▶ [Dataset excerpts]

— Start —

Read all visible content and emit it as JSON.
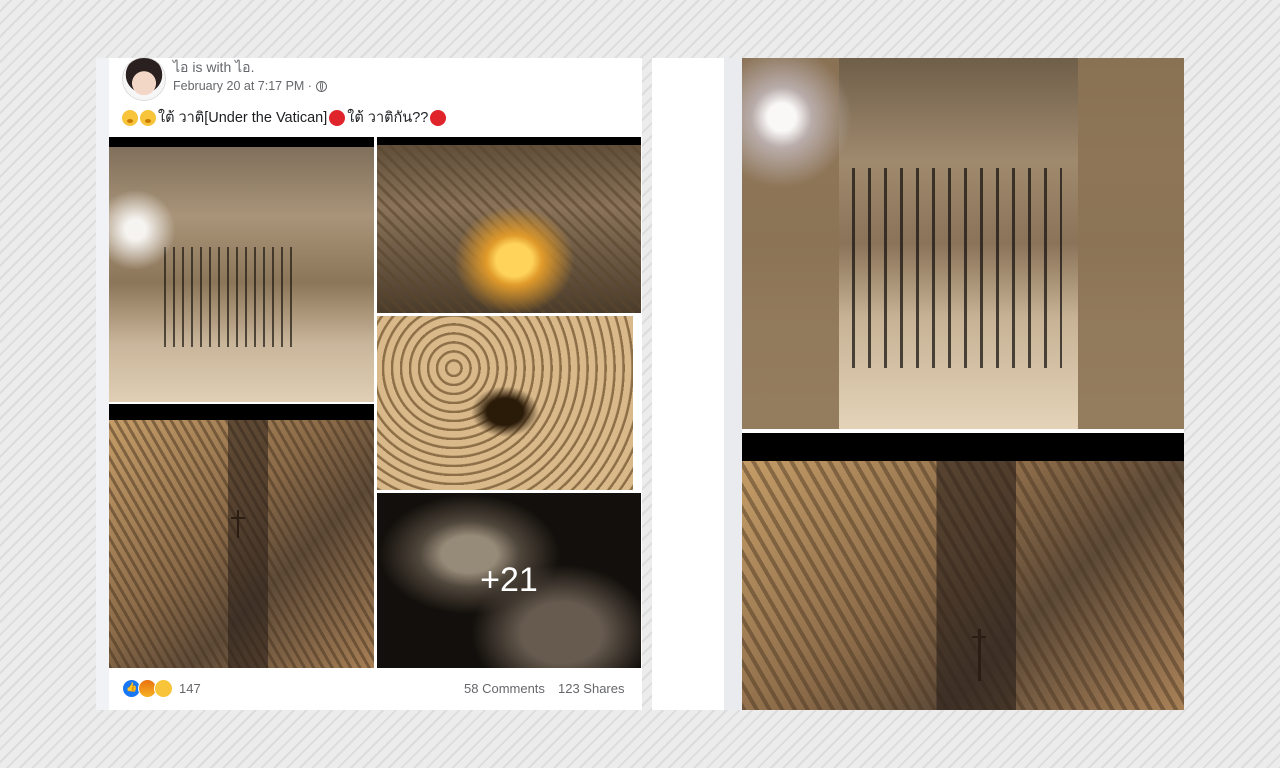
{
  "post": {
    "author_line": "ไอ is with ไอ.",
    "date": "February 20 at 7:17 PM ·",
    "text_part1": "ใต้ วาติ[Under the Vatican]",
    "text_part2": "ใต้ วาติกัน??",
    "more_photos": "+21"
  },
  "photos": [
    {
      "name": "catacomb-corridor-gate"
    },
    {
      "name": "bone-chapel-altar"
    },
    {
      "name": "skull-wall-niche"
    },
    {
      "name": "bone-vault-cross"
    },
    {
      "name": "skeleton-closeup"
    }
  ],
  "footer": {
    "reaction_count": "147",
    "comments": "58 Comments",
    "shares": "123 Shares"
  },
  "reaction_icons": [
    "like-icon",
    "angry-icon",
    "sad-icon"
  ],
  "colors": {
    "meta_text": "#65676b",
    "body_text": "#1c1e21",
    "like_blue": "#1877f2",
    "red_circle": "#e0242c"
  }
}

— End —

▶ [Task directions]
Make an exact copy of all the material, but keep the pictures out of it.

▶ [Output for this task]
Read all visible content and emit it as JSON.
{
  "post": {
    "author_line": "ไอ is with ไอ.",
    "date": "February 20 at 7:17 PM ·",
    "text_part1": "ใต้ วาติ[Under the Vatican]",
    "text_part2": "ใต้ วาติกัน??",
    "more_photos": "+21"
  },
  "photos": [
    {
      "name": "catacomb-corridor-gate"
    },
    {
      "name": "bone-chapel-altar"
    },
    {
      "name": "skull-wall-niche"
    },
    {
      "name": "bone-vault-cross"
    },
    {
      "name": "skeleton-closeup"
    }
  ],
  "footer": {
    "reaction_count": "147",
    "comments": "58 Comments",
    "shares": "123 Shares"
  },
  "reaction_icons": [
    "like-icon",
    "angry-icon",
    "sad-icon"
  ],
  "colors": {
    "meta_text": "#65676b",
    "body_text": "#1c1e21",
    "like_blue": "#1877f2",
    "red_circle": "#e0242c"
  }
}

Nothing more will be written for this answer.